EXERCISE REQUIREMENTS
Restate the material word for word and leave out anything that is a picture.

##############################

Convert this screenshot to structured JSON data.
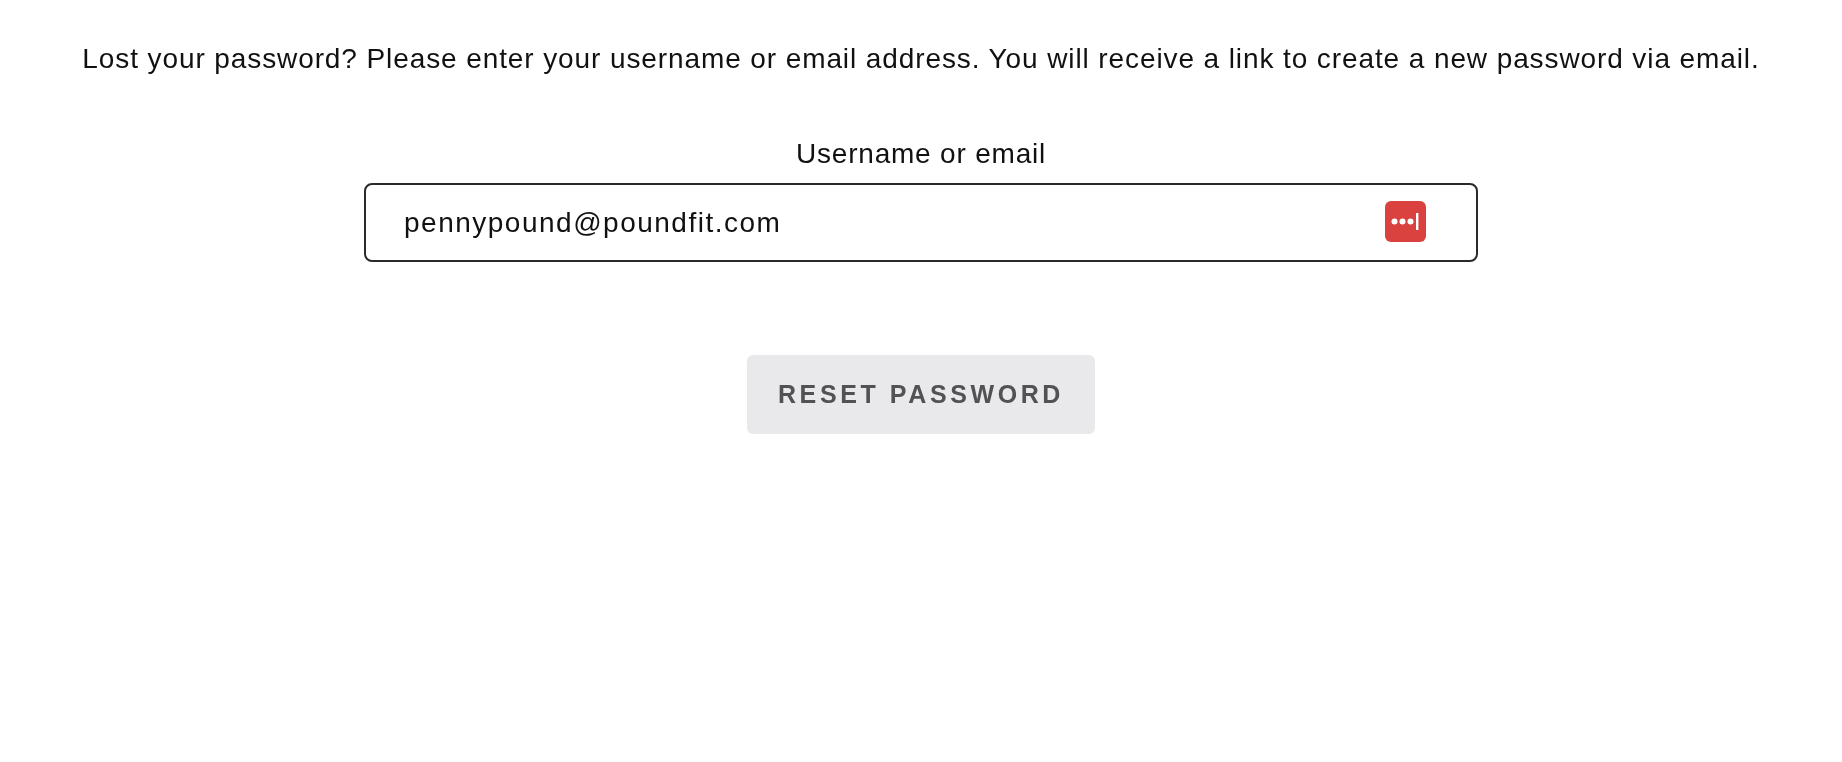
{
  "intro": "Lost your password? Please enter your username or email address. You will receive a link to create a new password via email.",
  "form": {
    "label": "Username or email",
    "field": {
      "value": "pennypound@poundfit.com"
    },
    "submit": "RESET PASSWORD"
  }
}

##############################

RESULT OF THIS TASK
Convert this screenshot to structured JSON data.
{
  "intro": "Lost your password? Please enter your username or email address. You will receive a link to create a new password via email.",
  "form": {
    "label": "Username or email",
    "field": {
      "value": "pennypound@poundfit.com"
    },
    "submit": "RESET PASSWORD"
  }
}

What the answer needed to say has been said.